- WHAT TO WORK ON
Copy out the entries exactly, from the first line to the last.

Raw records
========================================================================

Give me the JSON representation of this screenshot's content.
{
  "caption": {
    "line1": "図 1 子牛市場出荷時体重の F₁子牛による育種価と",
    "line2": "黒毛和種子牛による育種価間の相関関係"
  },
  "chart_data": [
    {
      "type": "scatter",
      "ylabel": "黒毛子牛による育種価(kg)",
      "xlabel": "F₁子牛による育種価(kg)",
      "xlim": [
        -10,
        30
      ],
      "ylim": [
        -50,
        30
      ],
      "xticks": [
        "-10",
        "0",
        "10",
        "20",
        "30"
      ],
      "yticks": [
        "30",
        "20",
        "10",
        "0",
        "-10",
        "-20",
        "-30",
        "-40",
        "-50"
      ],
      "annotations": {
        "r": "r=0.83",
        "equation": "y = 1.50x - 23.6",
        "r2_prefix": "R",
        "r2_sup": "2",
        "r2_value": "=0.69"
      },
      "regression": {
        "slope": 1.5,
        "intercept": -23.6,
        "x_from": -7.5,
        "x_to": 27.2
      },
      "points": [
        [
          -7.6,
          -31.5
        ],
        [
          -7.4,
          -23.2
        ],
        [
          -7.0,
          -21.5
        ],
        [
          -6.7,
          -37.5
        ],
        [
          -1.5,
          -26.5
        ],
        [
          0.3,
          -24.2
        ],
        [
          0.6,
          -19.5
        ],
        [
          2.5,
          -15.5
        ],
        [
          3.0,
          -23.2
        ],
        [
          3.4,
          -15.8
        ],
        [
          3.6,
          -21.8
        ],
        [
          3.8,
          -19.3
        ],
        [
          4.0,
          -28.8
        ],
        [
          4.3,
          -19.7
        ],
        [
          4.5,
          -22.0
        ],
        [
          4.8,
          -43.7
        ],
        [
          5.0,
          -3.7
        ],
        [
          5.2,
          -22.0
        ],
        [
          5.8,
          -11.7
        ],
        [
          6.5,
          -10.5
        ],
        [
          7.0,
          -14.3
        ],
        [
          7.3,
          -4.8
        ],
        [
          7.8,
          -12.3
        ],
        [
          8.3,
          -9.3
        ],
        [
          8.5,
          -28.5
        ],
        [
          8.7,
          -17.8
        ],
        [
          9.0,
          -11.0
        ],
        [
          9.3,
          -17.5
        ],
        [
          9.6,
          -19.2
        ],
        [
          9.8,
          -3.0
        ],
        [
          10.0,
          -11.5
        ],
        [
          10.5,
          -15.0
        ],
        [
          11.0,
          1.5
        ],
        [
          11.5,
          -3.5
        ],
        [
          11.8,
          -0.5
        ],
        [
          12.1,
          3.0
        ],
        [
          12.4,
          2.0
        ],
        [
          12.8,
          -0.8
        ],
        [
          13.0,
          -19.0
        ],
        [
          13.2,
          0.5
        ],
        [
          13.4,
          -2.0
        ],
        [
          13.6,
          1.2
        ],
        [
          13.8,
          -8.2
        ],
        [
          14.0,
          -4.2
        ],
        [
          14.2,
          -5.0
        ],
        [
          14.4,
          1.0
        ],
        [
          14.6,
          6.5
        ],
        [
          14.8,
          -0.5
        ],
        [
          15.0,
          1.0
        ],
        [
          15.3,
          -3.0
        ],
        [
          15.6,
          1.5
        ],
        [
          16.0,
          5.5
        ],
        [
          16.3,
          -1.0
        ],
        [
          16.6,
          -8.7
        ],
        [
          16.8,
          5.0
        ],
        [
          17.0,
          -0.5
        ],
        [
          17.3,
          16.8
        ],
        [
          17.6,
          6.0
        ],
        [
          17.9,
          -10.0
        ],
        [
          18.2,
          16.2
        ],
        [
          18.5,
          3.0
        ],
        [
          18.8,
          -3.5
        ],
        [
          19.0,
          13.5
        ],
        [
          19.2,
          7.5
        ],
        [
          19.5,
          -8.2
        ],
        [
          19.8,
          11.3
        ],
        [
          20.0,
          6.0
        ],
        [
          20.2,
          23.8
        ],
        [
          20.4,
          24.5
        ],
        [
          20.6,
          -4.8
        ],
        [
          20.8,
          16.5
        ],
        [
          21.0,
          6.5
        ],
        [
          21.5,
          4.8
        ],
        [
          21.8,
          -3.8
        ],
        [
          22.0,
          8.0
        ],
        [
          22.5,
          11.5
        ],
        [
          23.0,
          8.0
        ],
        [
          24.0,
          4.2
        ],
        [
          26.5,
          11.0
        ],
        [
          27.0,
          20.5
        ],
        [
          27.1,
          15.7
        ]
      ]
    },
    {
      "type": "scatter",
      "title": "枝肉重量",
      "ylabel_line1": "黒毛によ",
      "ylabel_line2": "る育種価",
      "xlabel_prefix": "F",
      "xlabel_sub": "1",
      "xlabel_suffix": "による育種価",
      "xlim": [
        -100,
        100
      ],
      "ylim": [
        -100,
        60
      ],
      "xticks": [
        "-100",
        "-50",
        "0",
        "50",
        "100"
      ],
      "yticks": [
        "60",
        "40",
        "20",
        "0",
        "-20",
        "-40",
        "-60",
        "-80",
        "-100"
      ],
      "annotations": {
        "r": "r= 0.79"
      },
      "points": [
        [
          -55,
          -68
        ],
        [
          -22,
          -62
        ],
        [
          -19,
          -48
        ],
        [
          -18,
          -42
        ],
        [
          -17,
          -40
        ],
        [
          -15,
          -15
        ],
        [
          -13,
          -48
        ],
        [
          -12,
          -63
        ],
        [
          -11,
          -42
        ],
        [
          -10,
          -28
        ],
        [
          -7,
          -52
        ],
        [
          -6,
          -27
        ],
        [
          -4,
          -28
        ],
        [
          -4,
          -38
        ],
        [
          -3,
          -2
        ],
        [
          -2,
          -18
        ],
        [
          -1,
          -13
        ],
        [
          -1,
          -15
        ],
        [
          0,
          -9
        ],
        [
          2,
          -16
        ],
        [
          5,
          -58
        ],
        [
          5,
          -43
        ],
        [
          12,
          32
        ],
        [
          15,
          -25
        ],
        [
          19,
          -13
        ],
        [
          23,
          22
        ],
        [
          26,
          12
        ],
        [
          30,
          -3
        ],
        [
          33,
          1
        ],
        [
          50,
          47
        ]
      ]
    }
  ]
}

========================================================================

- THE SOLUTION
Give me the JSON representation of this screenshot's content.
{
  "caption": {
    "line1": "図 1 子牛市場出荷時体重の F₁子牛による育種価と",
    "line2": "黒毛和種子牛による育種価間の相関関係"
  },
  "chart_data": [
    {
      "type": "scatter",
      "ylabel": "黒毛子牛による育種価(kg)",
      "xlabel": "F₁子牛による育種価(kg)",
      "xlim": [
        -10,
        30
      ],
      "ylim": [
        -50,
        30
      ],
      "xticks": [
        "-10",
        "0",
        "10",
        "20",
        "30"
      ],
      "yticks": [
        "30",
        "20",
        "10",
        "0",
        "-10",
        "-20",
        "-30",
        "-40",
        "-50"
      ],
      "annotations": {
        "r": "r=0.83",
        "equation": "y = 1.50x - 23.6",
        "r2_prefix": "R",
        "r2_sup": "2",
        "r2_value": "=0.69"
      },
      "regression": {
        "slope": 1.5,
        "intercept": -23.6,
        "x_from": -7.5,
        "x_to": 27.2
      },
      "points": [
        [
          -7.6,
          -31.5
        ],
        [
          -7.4,
          -23.2
        ],
        [
          -7.0,
          -21.5
        ],
        [
          -6.7,
          -37.5
        ],
        [
          -1.5,
          -26.5
        ],
        [
          0.3,
          -24.2
        ],
        [
          0.6,
          -19.5
        ],
        [
          2.5,
          -15.5
        ],
        [
          3.0,
          -23.2
        ],
        [
          3.4,
          -15.8
        ],
        [
          3.6,
          -21.8
        ],
        [
          3.8,
          -19.3
        ],
        [
          4.0,
          -28.8
        ],
        [
          4.3,
          -19.7
        ],
        [
          4.5,
          -22.0
        ],
        [
          4.8,
          -43.7
        ],
        [
          5.0,
          -3.7
        ],
        [
          5.2,
          -22.0
        ],
        [
          5.8,
          -11.7
        ],
        [
          6.5,
          -10.5
        ],
        [
          7.0,
          -14.3
        ],
        [
          7.3,
          -4.8
        ],
        [
          7.8,
          -12.3
        ],
        [
          8.3,
          -9.3
        ],
        [
          8.5,
          -28.5
        ],
        [
          8.7,
          -17.8
        ],
        [
          9.0,
          -11.0
        ],
        [
          9.3,
          -17.5
        ],
        [
          9.6,
          -19.2
        ],
        [
          9.8,
          -3.0
        ],
        [
          10.0,
          -11.5
        ],
        [
          10.5,
          -15.0
        ],
        [
          11.0,
          1.5
        ],
        [
          11.5,
          -3.5
        ],
        [
          11.8,
          -0.5
        ],
        [
          12.1,
          3.0
        ],
        [
          12.4,
          2.0
        ],
        [
          12.8,
          -0.8
        ],
        [
          13.0,
          -19.0
        ],
        [
          13.2,
          0.5
        ],
        [
          13.4,
          -2.0
        ],
        [
          13.6,
          1.2
        ],
        [
          13.8,
          -8.2
        ],
        [
          14.0,
          -4.2
        ],
        [
          14.2,
          -5.0
        ],
        [
          14.4,
          1.0
        ],
        [
          14.6,
          6.5
        ],
        [
          14.8,
          -0.5
        ],
        [
          15.0,
          1.0
        ],
        [
          15.3,
          -3.0
        ],
        [
          15.6,
          1.5
        ],
        [
          16.0,
          5.5
        ],
        [
          16.3,
          -1.0
        ],
        [
          16.6,
          -8.7
        ],
        [
          16.8,
          5.0
        ],
        [
          17.0,
          -0.5
        ],
        [
          17.3,
          16.8
        ],
        [
          17.6,
          6.0
        ],
        [
          17.9,
          -10.0
        ],
        [
          18.2,
          16.2
        ],
        [
          18.5,
          3.0
        ],
        [
          18.8,
          -3.5
        ],
        [
          19.0,
          13.5
        ],
        [
          19.2,
          7.5
        ],
        [
          19.5,
          -8.2
        ],
        [
          19.8,
          11.3
        ],
        [
          20.0,
          6.0
        ],
        [
          20.2,
          23.8
        ],
        [
          20.4,
          24.5
        ],
        [
          20.6,
          -4.8
        ],
        [
          20.8,
          16.5
        ],
        [
          21.0,
          6.5
        ],
        [
          21.5,
          4.8
        ],
        [
          21.8,
          -3.8
        ],
        [
          22.0,
          8.0
        ],
        [
          22.5,
          11.5
        ],
        [
          23.0,
          8.0
        ],
        [
          24.0,
          4.2
        ],
        [
          26.5,
          11.0
        ],
        [
          27.0,
          20.5
        ],
        [
          27.1,
          15.7
        ]
      ]
    },
    {
      "type": "scatter",
      "title": "枝肉重量",
      "ylabel_line1": "黒毛によ",
      "ylabel_line2": "る育種価",
      "xlabel_prefix": "F",
      "xlabel_sub": "1",
      "xlabel_suffix": "による育種価",
      "xlim": [
        -100,
        100
      ],
      "ylim": [
        -100,
        60
      ],
      "xticks": [
        "-100",
        "-50",
        "0",
        "50",
        "100"
      ],
      "yticks": [
        "60",
        "40",
        "20",
        "0",
        "-20",
        "-40",
        "-60",
        "-80",
        "-100"
      ],
      "annotations": {
        "r": "r= 0.79"
      },
      "points": [
        [
          -55,
          -68
        ],
        [
          -22,
          -62
        ],
        [
          -19,
          -48
        ],
        [
          -18,
          -42
        ],
        [
          -17,
          -40
        ],
        [
          -15,
          -15
        ],
        [
          -13,
          -48
        ],
        [
          -12,
          -63
        ],
        [
          -11,
          -42
        ],
        [
          -10,
          -28
        ],
        [
          -7,
          -52
        ],
        [
          -6,
          -27
        ],
        [
          -4,
          -28
        ],
        [
          -4,
          -38
        ],
        [
          -3,
          -2
        ],
        [
          -2,
          -18
        ],
        [
          -1,
          -13
        ],
        [
          -1,
          -15
        ],
        [
          0,
          -9
        ],
        [
          2,
          -16
        ],
        [
          5,
          -58
        ],
        [
          5,
          -43
        ],
        [
          12,
          32
        ],
        [
          15,
          -25
        ],
        [
          19,
          -13
        ],
        [
          23,
          22
        ],
        [
          26,
          12
        ],
        [
          30,
          -3
        ],
        [
          33,
          1
        ],
        [
          50,
          47
        ]
      ]
    }
  ]
}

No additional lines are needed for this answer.